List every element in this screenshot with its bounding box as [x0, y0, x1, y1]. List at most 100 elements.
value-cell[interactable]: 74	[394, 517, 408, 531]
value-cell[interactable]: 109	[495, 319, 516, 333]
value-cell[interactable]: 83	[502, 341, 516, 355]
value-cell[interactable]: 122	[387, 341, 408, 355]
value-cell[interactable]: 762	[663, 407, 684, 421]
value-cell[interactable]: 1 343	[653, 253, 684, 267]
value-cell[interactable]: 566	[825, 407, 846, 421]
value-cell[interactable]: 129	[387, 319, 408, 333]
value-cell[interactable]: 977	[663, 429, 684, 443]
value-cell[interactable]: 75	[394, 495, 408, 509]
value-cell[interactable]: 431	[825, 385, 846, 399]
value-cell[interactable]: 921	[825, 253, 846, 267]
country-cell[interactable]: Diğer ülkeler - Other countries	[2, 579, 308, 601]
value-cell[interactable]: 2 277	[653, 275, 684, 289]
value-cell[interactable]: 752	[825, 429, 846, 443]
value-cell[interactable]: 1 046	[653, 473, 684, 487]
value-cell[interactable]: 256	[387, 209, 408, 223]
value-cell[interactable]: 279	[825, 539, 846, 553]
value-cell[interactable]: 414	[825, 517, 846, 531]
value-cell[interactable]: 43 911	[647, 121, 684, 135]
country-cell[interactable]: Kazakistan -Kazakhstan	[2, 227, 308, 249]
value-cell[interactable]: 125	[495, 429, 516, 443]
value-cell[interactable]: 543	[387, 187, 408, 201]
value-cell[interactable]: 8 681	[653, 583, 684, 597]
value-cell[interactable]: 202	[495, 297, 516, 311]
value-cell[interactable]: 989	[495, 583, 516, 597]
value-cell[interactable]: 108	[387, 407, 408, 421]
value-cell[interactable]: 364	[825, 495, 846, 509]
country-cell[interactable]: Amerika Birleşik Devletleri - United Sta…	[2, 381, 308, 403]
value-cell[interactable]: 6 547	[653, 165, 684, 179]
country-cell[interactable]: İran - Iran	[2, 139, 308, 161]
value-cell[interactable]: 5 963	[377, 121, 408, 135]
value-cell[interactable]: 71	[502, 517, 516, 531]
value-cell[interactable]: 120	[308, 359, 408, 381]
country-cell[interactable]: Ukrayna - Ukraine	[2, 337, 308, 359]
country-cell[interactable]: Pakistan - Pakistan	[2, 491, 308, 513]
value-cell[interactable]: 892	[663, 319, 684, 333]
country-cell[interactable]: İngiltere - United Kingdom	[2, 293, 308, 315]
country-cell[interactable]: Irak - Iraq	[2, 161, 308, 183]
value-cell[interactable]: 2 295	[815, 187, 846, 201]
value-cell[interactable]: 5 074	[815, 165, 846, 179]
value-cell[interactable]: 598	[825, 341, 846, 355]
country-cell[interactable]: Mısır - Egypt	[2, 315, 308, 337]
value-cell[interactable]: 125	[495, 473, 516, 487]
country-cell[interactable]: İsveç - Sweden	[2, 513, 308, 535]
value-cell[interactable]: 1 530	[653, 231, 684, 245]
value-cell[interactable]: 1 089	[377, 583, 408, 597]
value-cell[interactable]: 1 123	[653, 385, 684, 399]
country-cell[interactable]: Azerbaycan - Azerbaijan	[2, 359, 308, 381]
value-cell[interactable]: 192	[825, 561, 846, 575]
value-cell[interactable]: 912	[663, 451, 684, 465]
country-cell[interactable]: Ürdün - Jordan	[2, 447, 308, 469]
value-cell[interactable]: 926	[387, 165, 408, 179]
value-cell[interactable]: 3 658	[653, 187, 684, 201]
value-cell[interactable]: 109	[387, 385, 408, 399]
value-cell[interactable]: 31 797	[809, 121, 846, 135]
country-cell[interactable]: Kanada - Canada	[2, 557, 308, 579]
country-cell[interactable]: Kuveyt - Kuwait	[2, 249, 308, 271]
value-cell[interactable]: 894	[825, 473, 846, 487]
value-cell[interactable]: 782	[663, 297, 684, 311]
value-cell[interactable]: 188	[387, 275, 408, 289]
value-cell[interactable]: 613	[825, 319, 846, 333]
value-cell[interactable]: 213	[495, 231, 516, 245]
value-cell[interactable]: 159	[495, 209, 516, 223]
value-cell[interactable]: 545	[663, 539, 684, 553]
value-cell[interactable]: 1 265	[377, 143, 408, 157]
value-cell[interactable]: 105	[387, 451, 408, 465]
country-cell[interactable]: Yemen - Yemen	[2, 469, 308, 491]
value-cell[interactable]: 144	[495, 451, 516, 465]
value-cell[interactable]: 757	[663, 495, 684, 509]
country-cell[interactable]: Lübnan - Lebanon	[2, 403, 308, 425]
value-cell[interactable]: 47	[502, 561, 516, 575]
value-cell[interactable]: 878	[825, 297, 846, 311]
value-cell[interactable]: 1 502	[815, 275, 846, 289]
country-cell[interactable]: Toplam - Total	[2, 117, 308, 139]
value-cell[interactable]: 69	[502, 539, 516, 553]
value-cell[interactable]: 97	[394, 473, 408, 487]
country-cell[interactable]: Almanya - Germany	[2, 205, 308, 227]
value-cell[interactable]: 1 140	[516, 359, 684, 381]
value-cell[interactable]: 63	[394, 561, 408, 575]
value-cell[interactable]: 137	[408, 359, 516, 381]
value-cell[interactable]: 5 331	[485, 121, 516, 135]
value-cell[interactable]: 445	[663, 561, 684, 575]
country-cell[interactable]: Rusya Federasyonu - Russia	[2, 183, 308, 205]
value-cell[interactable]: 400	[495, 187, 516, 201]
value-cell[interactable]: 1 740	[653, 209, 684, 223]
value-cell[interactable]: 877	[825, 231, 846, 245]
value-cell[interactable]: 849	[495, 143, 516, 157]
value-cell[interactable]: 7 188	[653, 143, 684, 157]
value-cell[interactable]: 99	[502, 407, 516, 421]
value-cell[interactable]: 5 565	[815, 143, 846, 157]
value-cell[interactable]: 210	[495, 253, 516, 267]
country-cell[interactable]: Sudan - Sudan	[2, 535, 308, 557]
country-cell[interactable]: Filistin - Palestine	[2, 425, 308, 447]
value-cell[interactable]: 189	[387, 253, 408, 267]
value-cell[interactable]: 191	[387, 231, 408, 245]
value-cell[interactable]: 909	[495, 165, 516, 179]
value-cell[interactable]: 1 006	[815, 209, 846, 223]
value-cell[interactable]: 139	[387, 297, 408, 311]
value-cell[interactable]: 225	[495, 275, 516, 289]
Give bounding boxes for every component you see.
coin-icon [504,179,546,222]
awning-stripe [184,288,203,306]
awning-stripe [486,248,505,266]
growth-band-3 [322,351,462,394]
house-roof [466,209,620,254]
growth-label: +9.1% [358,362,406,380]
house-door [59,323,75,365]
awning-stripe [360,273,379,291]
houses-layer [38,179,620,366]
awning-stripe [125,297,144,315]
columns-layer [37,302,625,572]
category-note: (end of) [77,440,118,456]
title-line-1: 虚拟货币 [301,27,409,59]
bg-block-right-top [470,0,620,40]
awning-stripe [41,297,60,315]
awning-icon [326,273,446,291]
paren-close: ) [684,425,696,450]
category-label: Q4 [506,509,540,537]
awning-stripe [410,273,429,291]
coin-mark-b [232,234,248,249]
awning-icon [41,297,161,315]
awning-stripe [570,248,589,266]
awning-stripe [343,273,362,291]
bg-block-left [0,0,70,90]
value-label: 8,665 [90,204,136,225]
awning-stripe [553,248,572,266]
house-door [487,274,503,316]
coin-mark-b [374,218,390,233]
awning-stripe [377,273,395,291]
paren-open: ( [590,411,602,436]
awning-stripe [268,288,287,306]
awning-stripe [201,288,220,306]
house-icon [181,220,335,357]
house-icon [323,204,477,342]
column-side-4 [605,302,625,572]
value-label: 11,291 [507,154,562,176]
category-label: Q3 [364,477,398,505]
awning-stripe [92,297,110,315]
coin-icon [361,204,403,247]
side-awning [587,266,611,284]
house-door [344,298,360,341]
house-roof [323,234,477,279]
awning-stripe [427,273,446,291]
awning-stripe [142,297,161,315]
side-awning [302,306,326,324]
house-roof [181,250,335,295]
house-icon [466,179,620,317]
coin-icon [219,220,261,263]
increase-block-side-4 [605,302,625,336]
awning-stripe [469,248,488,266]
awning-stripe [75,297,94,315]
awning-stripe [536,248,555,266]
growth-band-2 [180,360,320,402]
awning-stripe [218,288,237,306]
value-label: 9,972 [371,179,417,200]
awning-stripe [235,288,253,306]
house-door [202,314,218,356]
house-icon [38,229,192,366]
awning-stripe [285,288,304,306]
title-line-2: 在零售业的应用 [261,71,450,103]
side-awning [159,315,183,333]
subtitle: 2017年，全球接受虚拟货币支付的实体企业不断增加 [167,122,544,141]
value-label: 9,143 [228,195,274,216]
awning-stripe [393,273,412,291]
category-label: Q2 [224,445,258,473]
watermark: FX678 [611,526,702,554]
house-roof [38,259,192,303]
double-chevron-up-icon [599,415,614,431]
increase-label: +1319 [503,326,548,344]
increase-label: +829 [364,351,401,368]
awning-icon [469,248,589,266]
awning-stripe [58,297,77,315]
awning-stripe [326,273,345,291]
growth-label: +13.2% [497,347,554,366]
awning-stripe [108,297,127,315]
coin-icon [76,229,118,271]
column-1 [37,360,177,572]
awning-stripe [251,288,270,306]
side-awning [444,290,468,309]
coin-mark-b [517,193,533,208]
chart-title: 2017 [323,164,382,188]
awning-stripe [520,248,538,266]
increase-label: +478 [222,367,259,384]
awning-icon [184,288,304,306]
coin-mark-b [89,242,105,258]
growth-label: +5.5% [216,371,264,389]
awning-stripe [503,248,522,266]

▸ **EXERCISE DETAILS**
Print the lines from the first one down to the line with "139, 308, 161]", both included, word for word.

▸ **RESPONSE BELOW**
List every element in this screenshot with its bounding box as [x0, y0, x1, y1]. List at most 100 elements.
value-cell[interactable]: 74	[394, 517, 408, 531]
value-cell[interactable]: 109	[495, 319, 516, 333]
value-cell[interactable]: 83	[502, 341, 516, 355]
value-cell[interactable]: 122	[387, 341, 408, 355]
value-cell[interactable]: 762	[663, 407, 684, 421]
value-cell[interactable]: 1 343	[653, 253, 684, 267]
value-cell[interactable]: 566	[825, 407, 846, 421]
value-cell[interactable]: 129	[387, 319, 408, 333]
value-cell[interactable]: 977	[663, 429, 684, 443]
value-cell[interactable]: 75	[394, 495, 408, 509]
value-cell[interactable]: 431	[825, 385, 846, 399]
value-cell[interactable]: 921	[825, 253, 846, 267]
country-cell[interactable]: Diğer ülkeler - Other countries	[2, 579, 308, 601]
value-cell[interactable]: 2 277	[653, 275, 684, 289]
value-cell[interactable]: 752	[825, 429, 846, 443]
value-cell[interactable]: 1 046	[653, 473, 684, 487]
value-cell[interactable]: 256	[387, 209, 408, 223]
value-cell[interactable]: 279	[825, 539, 846, 553]
value-cell[interactable]: 414	[825, 517, 846, 531]
value-cell[interactable]: 43 911	[647, 121, 684, 135]
country-cell[interactable]: Kazakistan -Kazakhstan	[2, 227, 308, 249]
value-cell[interactable]: 125	[495, 429, 516, 443]
value-cell[interactable]: 543	[387, 187, 408, 201]
value-cell[interactable]: 8 681	[653, 583, 684, 597]
value-cell[interactable]: 202	[495, 297, 516, 311]
value-cell[interactable]: 989	[495, 583, 516, 597]
value-cell[interactable]: 108	[387, 407, 408, 421]
value-cell[interactable]: 364	[825, 495, 846, 509]
country-cell[interactable]: Amerika Birleşik Devletleri - United Sta…	[2, 381, 308, 403]
value-cell[interactable]: 6 547	[653, 165, 684, 179]
country-cell[interactable]: İran - Iran	[2, 139, 308, 161]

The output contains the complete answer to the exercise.